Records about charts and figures
■ ■ ■

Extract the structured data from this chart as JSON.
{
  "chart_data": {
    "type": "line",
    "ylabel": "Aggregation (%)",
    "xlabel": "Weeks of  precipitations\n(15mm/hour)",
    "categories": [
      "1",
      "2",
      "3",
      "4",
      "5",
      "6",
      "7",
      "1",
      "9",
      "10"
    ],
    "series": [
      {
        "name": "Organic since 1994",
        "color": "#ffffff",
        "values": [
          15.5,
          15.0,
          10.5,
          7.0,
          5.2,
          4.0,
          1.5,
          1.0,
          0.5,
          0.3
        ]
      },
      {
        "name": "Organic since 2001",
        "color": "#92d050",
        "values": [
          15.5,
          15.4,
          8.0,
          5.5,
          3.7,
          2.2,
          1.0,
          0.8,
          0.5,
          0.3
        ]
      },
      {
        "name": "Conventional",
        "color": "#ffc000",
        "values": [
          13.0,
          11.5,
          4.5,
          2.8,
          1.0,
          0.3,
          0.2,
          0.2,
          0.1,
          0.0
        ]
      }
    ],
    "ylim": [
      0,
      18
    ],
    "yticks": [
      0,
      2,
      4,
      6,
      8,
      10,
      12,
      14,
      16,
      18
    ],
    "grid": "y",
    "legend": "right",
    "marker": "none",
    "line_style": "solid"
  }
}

■ ■ ■

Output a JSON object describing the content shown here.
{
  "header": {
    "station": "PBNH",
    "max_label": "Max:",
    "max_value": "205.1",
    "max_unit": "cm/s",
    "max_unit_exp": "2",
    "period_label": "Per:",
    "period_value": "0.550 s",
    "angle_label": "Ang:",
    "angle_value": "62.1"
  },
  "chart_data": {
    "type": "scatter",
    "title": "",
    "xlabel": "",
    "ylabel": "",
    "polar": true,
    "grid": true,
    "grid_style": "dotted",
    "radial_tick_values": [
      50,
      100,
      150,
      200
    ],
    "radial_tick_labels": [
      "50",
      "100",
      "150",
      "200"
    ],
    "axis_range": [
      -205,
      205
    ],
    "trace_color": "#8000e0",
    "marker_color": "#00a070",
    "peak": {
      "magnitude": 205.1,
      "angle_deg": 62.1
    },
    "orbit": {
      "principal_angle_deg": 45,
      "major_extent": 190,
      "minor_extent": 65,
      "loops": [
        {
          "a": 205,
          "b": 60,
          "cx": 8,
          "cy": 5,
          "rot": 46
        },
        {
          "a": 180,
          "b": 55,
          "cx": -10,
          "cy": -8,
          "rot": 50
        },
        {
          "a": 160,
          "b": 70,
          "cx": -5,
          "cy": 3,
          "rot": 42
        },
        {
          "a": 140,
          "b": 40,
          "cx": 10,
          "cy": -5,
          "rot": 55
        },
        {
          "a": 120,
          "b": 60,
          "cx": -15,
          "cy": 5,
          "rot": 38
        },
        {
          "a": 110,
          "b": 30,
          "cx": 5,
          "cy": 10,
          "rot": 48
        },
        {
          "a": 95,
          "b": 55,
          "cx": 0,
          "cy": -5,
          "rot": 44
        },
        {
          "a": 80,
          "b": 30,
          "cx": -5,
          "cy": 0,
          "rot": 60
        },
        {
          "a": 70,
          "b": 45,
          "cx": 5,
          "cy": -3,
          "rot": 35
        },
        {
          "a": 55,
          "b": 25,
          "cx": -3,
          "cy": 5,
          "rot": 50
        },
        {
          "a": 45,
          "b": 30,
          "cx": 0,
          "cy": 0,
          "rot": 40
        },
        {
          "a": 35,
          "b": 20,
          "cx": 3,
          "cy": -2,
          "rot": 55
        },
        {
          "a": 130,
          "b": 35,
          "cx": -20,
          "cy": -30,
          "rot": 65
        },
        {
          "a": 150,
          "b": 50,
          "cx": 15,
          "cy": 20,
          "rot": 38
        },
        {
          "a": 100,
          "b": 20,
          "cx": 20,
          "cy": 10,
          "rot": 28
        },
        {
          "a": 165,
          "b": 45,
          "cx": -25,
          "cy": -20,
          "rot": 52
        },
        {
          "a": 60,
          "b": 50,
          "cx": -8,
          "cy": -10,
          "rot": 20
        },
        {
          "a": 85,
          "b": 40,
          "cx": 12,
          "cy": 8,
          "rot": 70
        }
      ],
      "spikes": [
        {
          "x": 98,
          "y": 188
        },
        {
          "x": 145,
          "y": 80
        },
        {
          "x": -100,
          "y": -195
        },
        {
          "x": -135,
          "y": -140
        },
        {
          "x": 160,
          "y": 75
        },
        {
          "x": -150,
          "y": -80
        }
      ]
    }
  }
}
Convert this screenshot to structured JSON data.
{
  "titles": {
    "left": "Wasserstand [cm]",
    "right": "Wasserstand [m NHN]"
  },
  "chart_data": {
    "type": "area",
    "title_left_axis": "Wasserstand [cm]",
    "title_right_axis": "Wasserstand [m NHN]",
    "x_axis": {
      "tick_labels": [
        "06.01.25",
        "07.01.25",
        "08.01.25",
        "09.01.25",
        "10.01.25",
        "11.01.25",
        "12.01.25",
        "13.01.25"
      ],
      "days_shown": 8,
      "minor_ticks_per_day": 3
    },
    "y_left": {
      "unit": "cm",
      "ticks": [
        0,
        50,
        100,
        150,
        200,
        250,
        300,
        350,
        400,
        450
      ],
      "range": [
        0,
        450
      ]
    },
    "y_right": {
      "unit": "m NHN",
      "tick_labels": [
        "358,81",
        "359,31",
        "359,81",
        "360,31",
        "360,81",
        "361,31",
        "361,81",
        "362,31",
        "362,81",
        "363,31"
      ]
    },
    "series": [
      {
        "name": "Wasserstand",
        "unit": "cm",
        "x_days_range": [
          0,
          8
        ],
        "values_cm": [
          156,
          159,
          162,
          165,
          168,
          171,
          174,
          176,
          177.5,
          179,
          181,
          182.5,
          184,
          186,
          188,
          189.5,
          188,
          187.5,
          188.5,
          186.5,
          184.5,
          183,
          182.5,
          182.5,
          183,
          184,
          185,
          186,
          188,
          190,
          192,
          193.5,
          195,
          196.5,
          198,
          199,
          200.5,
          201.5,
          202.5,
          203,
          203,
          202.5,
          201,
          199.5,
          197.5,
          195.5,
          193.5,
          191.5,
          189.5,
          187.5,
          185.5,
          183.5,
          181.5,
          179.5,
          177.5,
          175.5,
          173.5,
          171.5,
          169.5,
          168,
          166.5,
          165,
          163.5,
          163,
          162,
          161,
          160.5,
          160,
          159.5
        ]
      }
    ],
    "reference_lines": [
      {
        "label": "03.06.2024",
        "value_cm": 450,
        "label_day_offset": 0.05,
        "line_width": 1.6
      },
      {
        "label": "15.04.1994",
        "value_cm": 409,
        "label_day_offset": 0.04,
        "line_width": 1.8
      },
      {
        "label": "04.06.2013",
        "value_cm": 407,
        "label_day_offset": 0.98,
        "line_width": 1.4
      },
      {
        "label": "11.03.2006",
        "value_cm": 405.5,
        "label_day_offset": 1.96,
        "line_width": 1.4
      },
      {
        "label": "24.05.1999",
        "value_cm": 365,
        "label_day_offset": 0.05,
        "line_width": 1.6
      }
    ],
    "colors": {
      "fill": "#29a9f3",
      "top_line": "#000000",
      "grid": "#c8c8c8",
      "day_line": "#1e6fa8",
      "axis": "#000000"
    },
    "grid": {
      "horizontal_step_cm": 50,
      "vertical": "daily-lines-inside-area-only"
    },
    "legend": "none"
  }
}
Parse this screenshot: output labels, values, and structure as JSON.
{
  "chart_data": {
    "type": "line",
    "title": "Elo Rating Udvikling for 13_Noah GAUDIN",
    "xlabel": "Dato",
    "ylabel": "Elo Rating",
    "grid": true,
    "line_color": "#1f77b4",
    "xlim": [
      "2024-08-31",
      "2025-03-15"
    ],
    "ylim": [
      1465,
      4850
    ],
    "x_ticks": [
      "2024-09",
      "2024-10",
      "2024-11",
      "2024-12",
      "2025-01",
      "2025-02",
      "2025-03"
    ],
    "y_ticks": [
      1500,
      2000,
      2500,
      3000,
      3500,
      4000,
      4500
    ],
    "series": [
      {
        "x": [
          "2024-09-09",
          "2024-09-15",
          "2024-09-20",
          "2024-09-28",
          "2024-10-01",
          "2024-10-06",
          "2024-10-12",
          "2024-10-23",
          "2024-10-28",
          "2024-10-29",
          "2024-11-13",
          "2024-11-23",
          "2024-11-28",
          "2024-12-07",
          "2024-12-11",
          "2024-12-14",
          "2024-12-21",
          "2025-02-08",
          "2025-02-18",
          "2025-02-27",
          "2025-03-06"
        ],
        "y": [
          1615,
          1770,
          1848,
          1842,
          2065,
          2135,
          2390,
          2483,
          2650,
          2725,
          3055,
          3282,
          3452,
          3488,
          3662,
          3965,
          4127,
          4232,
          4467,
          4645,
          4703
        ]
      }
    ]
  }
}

■ ■ ■

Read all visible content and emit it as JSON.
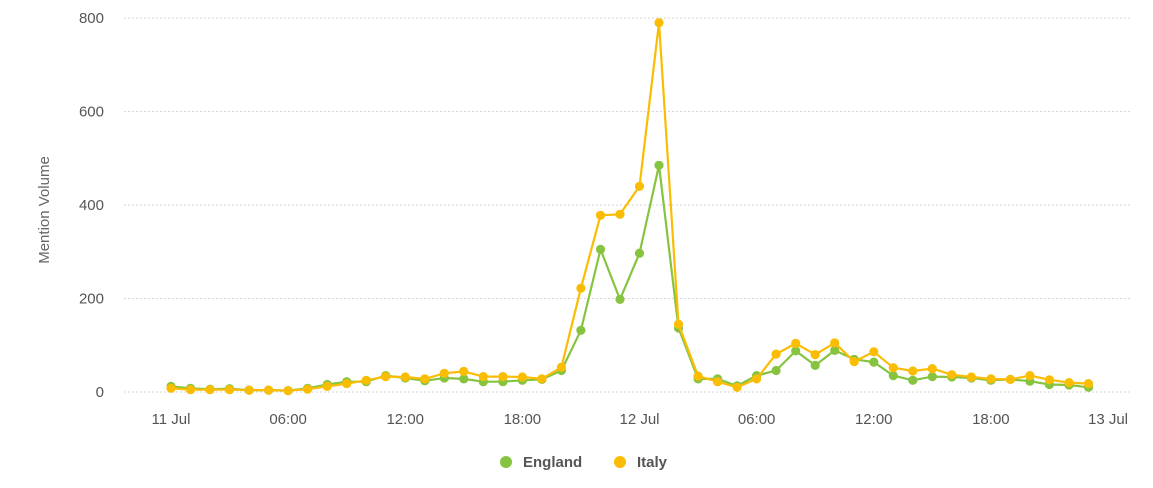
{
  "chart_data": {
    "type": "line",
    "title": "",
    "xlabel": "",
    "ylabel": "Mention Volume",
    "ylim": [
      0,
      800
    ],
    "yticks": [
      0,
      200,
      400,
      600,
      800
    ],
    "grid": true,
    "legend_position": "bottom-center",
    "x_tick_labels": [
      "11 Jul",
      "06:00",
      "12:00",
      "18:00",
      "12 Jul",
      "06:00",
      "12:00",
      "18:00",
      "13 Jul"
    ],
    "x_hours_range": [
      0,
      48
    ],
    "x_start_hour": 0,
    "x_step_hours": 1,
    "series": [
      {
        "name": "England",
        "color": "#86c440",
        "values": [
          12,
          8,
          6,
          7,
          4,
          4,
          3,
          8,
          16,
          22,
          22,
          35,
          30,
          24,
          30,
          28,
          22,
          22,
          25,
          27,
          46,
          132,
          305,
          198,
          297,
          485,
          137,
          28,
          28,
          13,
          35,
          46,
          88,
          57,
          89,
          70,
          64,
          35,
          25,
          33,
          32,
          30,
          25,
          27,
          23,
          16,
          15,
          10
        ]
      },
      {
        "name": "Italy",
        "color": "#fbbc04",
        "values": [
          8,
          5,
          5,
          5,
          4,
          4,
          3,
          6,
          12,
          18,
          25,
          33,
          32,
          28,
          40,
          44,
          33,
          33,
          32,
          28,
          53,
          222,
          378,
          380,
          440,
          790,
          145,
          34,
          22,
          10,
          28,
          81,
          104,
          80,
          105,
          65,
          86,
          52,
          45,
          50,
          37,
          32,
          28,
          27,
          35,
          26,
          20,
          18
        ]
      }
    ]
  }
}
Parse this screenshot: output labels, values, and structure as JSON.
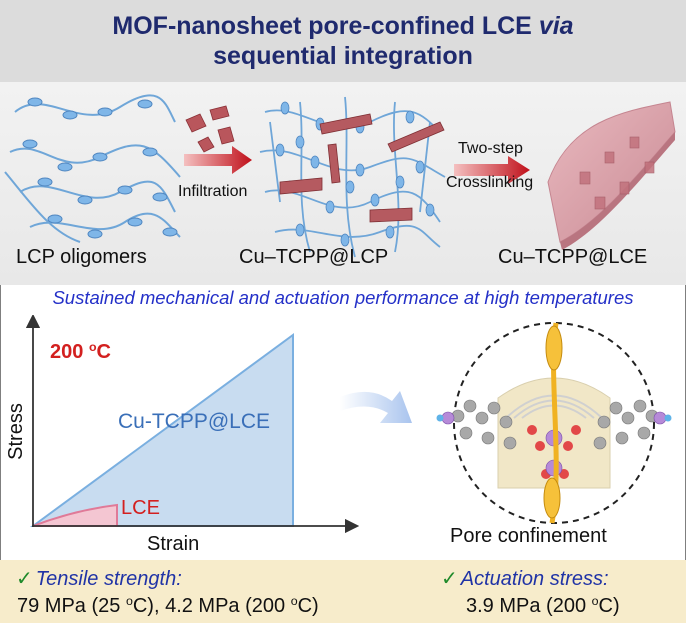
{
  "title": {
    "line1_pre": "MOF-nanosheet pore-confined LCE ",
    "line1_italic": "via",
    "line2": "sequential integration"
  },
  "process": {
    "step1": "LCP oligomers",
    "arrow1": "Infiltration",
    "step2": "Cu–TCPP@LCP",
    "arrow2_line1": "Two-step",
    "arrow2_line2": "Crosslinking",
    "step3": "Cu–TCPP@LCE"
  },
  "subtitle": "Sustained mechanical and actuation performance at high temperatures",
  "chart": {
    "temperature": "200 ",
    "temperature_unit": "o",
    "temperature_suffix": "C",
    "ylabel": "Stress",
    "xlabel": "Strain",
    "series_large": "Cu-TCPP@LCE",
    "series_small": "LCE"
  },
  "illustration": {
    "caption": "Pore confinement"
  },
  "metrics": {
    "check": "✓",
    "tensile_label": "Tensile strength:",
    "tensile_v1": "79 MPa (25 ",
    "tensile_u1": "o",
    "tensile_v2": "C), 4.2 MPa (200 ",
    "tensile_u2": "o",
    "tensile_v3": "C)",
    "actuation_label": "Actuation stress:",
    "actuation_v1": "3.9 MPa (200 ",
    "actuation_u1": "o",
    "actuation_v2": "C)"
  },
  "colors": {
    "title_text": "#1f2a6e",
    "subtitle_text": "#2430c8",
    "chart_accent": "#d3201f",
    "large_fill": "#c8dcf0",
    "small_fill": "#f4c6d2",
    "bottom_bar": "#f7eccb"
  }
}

■ ■ ■

Each line above that holds the string "JSON" should be copied and shown.

Final result:
Extract the structured data from this chart as JSON.
Output a JSON object describing the content shown here.
Convert this screenshot to structured JSON data.
Parse this screenshot: output labels, values, and structure as JSON.
Read all visible content and emit it as JSON.
Parse this screenshot: output labels, values, and structure as JSON.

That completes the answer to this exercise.